PROVIDED MATERIAL.

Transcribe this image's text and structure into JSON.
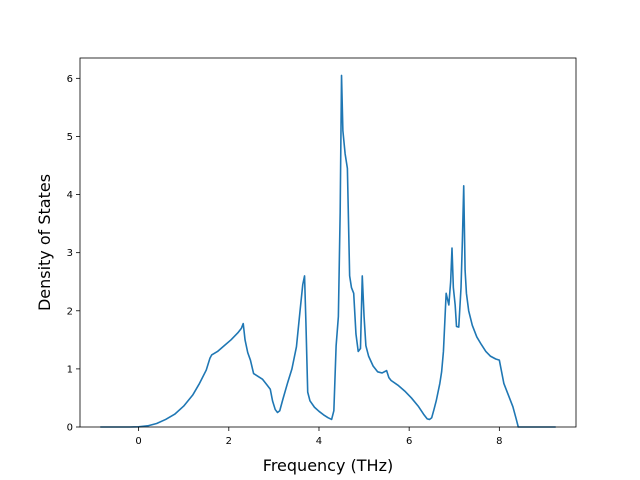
{
  "chart_data": {
    "type": "line",
    "title": "",
    "xlabel": "Frequency (THz)",
    "ylabel": "Density of States",
    "xlim": [
      -1.3,
      9.7
    ],
    "ylim": [
      0,
      6.35
    ],
    "xticks": [
      0,
      2,
      4,
      6,
      8
    ],
    "xtick_labels": [
      "0",
      "2",
      "4",
      "6",
      "8"
    ],
    "yticks": [
      0,
      1,
      2,
      3,
      4,
      5,
      6
    ],
    "ytick_labels": [
      "0",
      "1",
      "2",
      "3",
      "4",
      "5",
      "6"
    ],
    "grid": false,
    "legend": "none",
    "line_color": "#1f77b4",
    "series": [
      {
        "x": [
          -0.85,
          -0.5,
          -0.2,
          0.0,
          0.2,
          0.4,
          0.6,
          0.8,
          1.0,
          1.2,
          1.35,
          1.5,
          1.58,
          1.62,
          1.75,
          1.9,
          2.05,
          2.2,
          2.28,
          2.32,
          2.36,
          2.42,
          2.48,
          2.55,
          2.65,
          2.75,
          2.85,
          2.92,
          2.97,
          3.03,
          3.08,
          3.13,
          3.2,
          3.3,
          3.4,
          3.5,
          3.58,
          3.64,
          3.68,
          3.71,
          3.75,
          3.8,
          3.9,
          4.0,
          4.1,
          4.2,
          4.28,
          4.33,
          4.38,
          4.43,
          4.47,
          4.5,
          4.53,
          4.58,
          4.63,
          4.68,
          4.72,
          4.77,
          4.82,
          4.87,
          4.92,
          4.96,
          5.0,
          5.04,
          5.1,
          5.2,
          5.3,
          5.4,
          5.5,
          5.55,
          5.6,
          5.75,
          5.9,
          6.05,
          6.2,
          6.32,
          6.4,
          6.45,
          6.5,
          6.55,
          6.6,
          6.68,
          6.72,
          6.76,
          6.82,
          6.88,
          6.92,
          6.95,
          6.98,
          7.02,
          7.05,
          7.1,
          7.15,
          7.18,
          7.21,
          7.24,
          7.27,
          7.32,
          7.4,
          7.5,
          7.6,
          7.7,
          7.8,
          7.92,
          8.0,
          8.1,
          8.2,
          8.3,
          8.37,
          8.42,
          8.6,
          9.0,
          9.25
        ],
        "y": [
          0,
          0,
          0,
          0.003,
          0.02,
          0.06,
          0.13,
          0.22,
          0.36,
          0.55,
          0.75,
          0.98,
          1.18,
          1.24,
          1.3,
          1.4,
          1.5,
          1.62,
          1.7,
          1.78,
          1.5,
          1.28,
          1.15,
          0.92,
          0.87,
          0.82,
          0.72,
          0.65,
          0.45,
          0.3,
          0.25,
          0.28,
          0.48,
          0.75,
          1.0,
          1.38,
          2.0,
          2.45,
          2.6,
          1.8,
          0.6,
          0.45,
          0.34,
          0.27,
          0.21,
          0.16,
          0.13,
          0.28,
          1.4,
          1.9,
          3.7,
          6.05,
          5.1,
          4.7,
          4.45,
          2.6,
          2.4,
          2.3,
          1.6,
          1.3,
          1.35,
          2.6,
          1.9,
          1.4,
          1.22,
          1.05,
          0.95,
          0.93,
          0.97,
          0.85,
          0.8,
          0.72,
          0.62,
          0.5,
          0.36,
          0.22,
          0.14,
          0.13,
          0.16,
          0.3,
          0.45,
          0.75,
          0.95,
          1.3,
          2.3,
          2.1,
          2.5,
          3.08,
          2.4,
          2.1,
          1.73,
          1.72,
          2.4,
          3.2,
          4.15,
          2.7,
          2.3,
          2.0,
          1.75,
          1.55,
          1.42,
          1.3,
          1.22,
          1.17,
          1.15,
          0.75,
          0.55,
          0.35,
          0.15,
          0,
          0,
          0,
          0
        ]
      }
    ]
  }
}
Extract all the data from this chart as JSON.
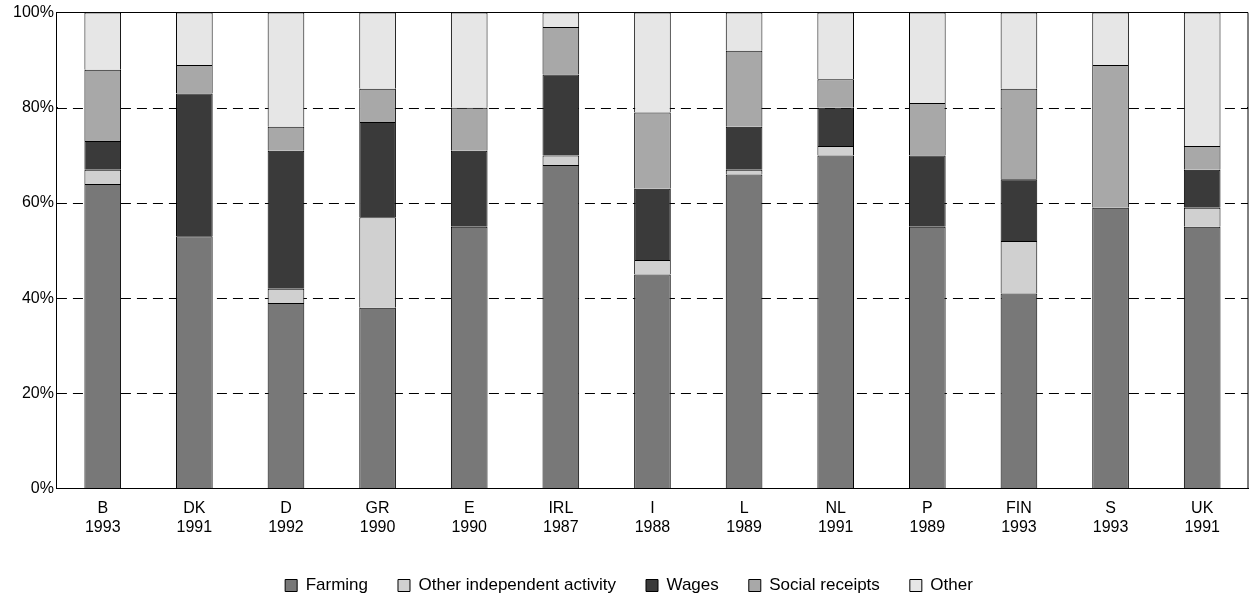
{
  "chart_data": {
    "type": "bar",
    "stacked": true,
    "categories": [
      "B\n1993",
      "DK\n1991",
      "D\n1992",
      "GR\n1990",
      "E\n1990",
      "IRL\n1987",
      "I\n1988",
      "L\n1989",
      "NL\n1991",
      "P\n1989",
      "FIN\n1993",
      "S\n1993",
      "UK\n1991"
    ],
    "series": [
      {
        "name": "Farming",
        "color": "#787878",
        "values": [
          64,
          53,
          39,
          38,
          55,
          68,
          45,
          66,
          70,
          55,
          41,
          59,
          55
        ]
      },
      {
        "name": "Other independent activity",
        "color": "#d0d0d0",
        "values": [
          3,
          0,
          3,
          19,
          0,
          2,
          3,
          1,
          2,
          0,
          11,
          0,
          4
        ]
      },
      {
        "name": "Wages",
        "color": "#3a3a3a",
        "values": [
          6,
          30,
          29,
          20,
          16,
          17,
          15,
          9,
          8,
          15,
          13,
          0,
          8
        ]
      },
      {
        "name": "Social receipts",
        "color": "#a8a8a8",
        "values": [
          15,
          6,
          5,
          7,
          9,
          10,
          16,
          16,
          6,
          11,
          19,
          30,
          5
        ]
      },
      {
        "name": "Other",
        "color": "#e6e6e6",
        "values": [
          12,
          11,
          24,
          16,
          20,
          3,
          21,
          8,
          14,
          19,
          16,
          11,
          28
        ]
      }
    ],
    "ylim": [
      0,
      100
    ],
    "yticks": [
      {
        "value": 0,
        "label": "0%"
      },
      {
        "value": 20,
        "label": "20%"
      },
      {
        "value": 40,
        "label": "40%"
      },
      {
        "value": 60,
        "label": "60%"
      },
      {
        "value": 80,
        "label": "80%"
      },
      {
        "value": 100,
        "label": "100%"
      }
    ],
    "grid": "y",
    "legend": "bottom"
  }
}
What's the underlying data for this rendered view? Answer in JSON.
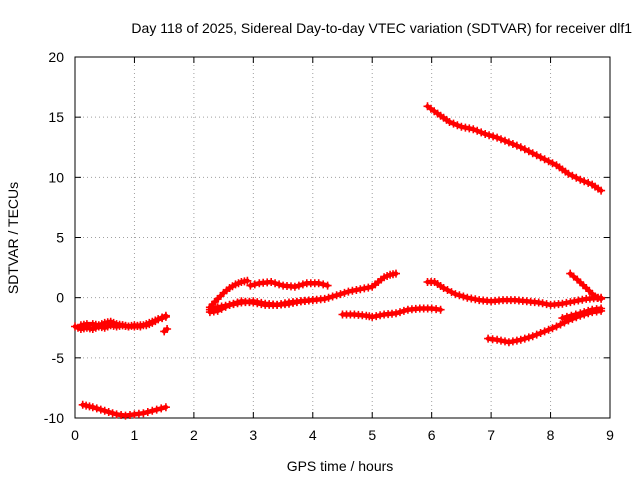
{
  "chart_data": {
    "type": "scatter",
    "title": "Day 118 of 2025, Sidereal Day-to-day VTEC variation (SDTVAR) for receiver dlf1",
    "xlabel": "GPS time / hours",
    "ylabel": "SDTVAR / TECUs",
    "xlim": [
      0,
      9
    ],
    "ylim": [
      -10,
      20
    ],
    "xticks": [
      "0",
      "1",
      "2",
      "3",
      "4",
      "5",
      "6",
      "7",
      "8",
      "9"
    ],
    "yticks": [
      "-10",
      "-5",
      "0",
      "5",
      "10",
      "15",
      "20"
    ],
    "grid": true,
    "series_color": "#ff0000",
    "tracks": [
      {
        "x": [
          0.0,
          0.1,
          0.2,
          0.3,
          0.4,
          0.5,
          0.6,
          0.7,
          0.8,
          0.9,
          1.0,
          1.1,
          1.2,
          1.3,
          1.4,
          1.53
        ],
        "y": [
          -2.4,
          -2.6,
          -2.5,
          -2.6,
          -2.4,
          -2.5,
          -2.3,
          -2.4,
          -2.3,
          -2.4,
          -2.4,
          -2.3,
          -2.3,
          -2.1,
          -1.8,
          -1.6
        ]
      },
      {
        "x": [
          0.1,
          0.2,
          0.3,
          0.4,
          0.5,
          0.6,
          0.7,
          0.8,
          0.9,
          1.0,
          1.1,
          1.2,
          1.3,
          1.4,
          1.53
        ],
        "y": [
          -2.3,
          -2.2,
          -2.2,
          -2.3,
          -2.1,
          -2.0,
          -2.2,
          -2.3,
          -2.4,
          -2.3,
          -2.4,
          -2.2,
          -2.0,
          -1.8,
          -1.5
        ]
      },
      {
        "x": [
          1.5,
          1.55
        ],
        "y": [
          -2.8,
          -2.6
        ]
      },
      {
        "x": [
          0.13,
          0.3,
          0.5,
          0.7,
          0.85,
          1.0,
          1.15,
          1.3,
          1.45,
          1.53
        ],
        "y": [
          -8.9,
          -9.1,
          -9.4,
          -9.7,
          -9.8,
          -9.7,
          -9.6,
          -9.4,
          -9.2,
          -9.1
        ]
      },
      {
        "x": [
          2.27,
          2.4,
          2.5,
          2.6,
          2.7,
          2.8,
          2.9
        ],
        "y": [
          -0.8,
          -0.1,
          0.4,
          0.8,
          1.1,
          1.3,
          1.4
        ]
      },
      {
        "x": [
          2.27,
          2.4,
          2.6,
          2.8,
          3.0,
          3.2,
          3.4,
          3.6,
          3.8,
          4.0,
          4.2,
          4.4,
          4.6,
          4.8,
          5.0,
          5.1,
          5.2,
          5.3,
          5.4
        ],
        "y": [
          -1.0,
          -0.8,
          -0.6,
          -0.4,
          -0.3,
          -0.5,
          -0.6,
          -0.4,
          -0.3,
          -0.2,
          -0.1,
          0.2,
          0.5,
          0.7,
          0.9,
          1.3,
          1.7,
          1.9,
          2.0
        ]
      },
      {
        "x": [
          2.27,
          2.4,
          2.6,
          2.8,
          3.0,
          3.2,
          3.4,
          3.6,
          3.8,
          4.0
        ],
        "y": [
          -1.2,
          -1.1,
          -0.6,
          -0.3,
          -0.4,
          -0.6,
          -0.6,
          -0.5,
          -0.3,
          -0.2
        ]
      },
      {
        "x": [
          2.95,
          3.1,
          3.3,
          3.5,
          3.7,
          3.9,
          4.1,
          4.25
        ],
        "y": [
          1.0,
          1.2,
          1.3,
          1.0,
          0.9,
          1.2,
          1.2,
          1.0
        ]
      },
      {
        "x": [
          4.5,
          4.7,
          4.9,
          5.0,
          5.2,
          5.4,
          5.6,
          5.8,
          6.0,
          6.15
        ],
        "y": [
          -1.4,
          -1.4,
          -1.5,
          -1.6,
          -1.4,
          -1.3,
          -1.0,
          -0.9,
          -0.9,
          -1.0
        ]
      },
      {
        "x": [
          5.93,
          6.1,
          6.3,
          6.5,
          6.7,
          6.9,
          7.1,
          7.3,
          7.5,
          7.7,
          7.9,
          8.1,
          8.3,
          8.5,
          8.7,
          8.85
        ],
        "y": [
          15.9,
          15.3,
          14.6,
          14.2,
          14.0,
          13.6,
          13.3,
          12.9,
          12.5,
          12.0,
          11.5,
          11.0,
          10.3,
          9.8,
          9.4,
          8.9
        ]
      },
      {
        "x": [
          5.93,
          6.05,
          6.2,
          6.4,
          6.6,
          6.8,
          7.0,
          7.2,
          7.4,
          7.6,
          7.8,
          8.0,
          8.2,
          8.4,
          8.6,
          8.85
        ],
        "y": [
          1.3,
          1.3,
          0.8,
          0.3,
          0.0,
          -0.2,
          -0.3,
          -0.2,
          -0.2,
          -0.3,
          -0.4,
          -0.6,
          -0.5,
          -0.3,
          -0.1,
          0.0
        ]
      },
      {
        "x": [
          6.95,
          7.1,
          7.3,
          7.5,
          7.7,
          7.9,
          8.1,
          8.3,
          8.5,
          8.7,
          8.85
        ],
        "y": [
          -3.4,
          -3.5,
          -3.7,
          -3.5,
          -3.2,
          -2.8,
          -2.4,
          -1.9,
          -1.5,
          -1.2,
          -1.1
        ]
      },
      {
        "x": [
          8.33,
          8.45,
          8.6,
          8.75,
          8.85
        ],
        "y": [
          2.0,
          1.5,
          0.8,
          0.1,
          -0.1
        ]
      },
      {
        "x": [
          8.2,
          8.35,
          8.5,
          8.7,
          8.85
        ],
        "y": [
          -1.7,
          -1.5,
          -1.3,
          -1.0,
          -0.9
        ]
      }
    ]
  }
}
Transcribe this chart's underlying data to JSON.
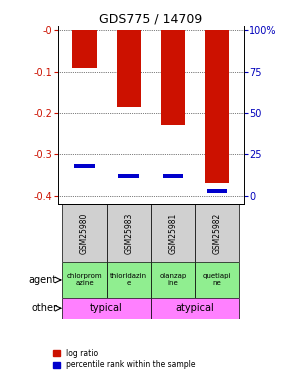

PROBLEM. Looking at the records above, work out how many lines include the string "Transcribe". Give the number and nothing else.

CORRECT RESULT. 2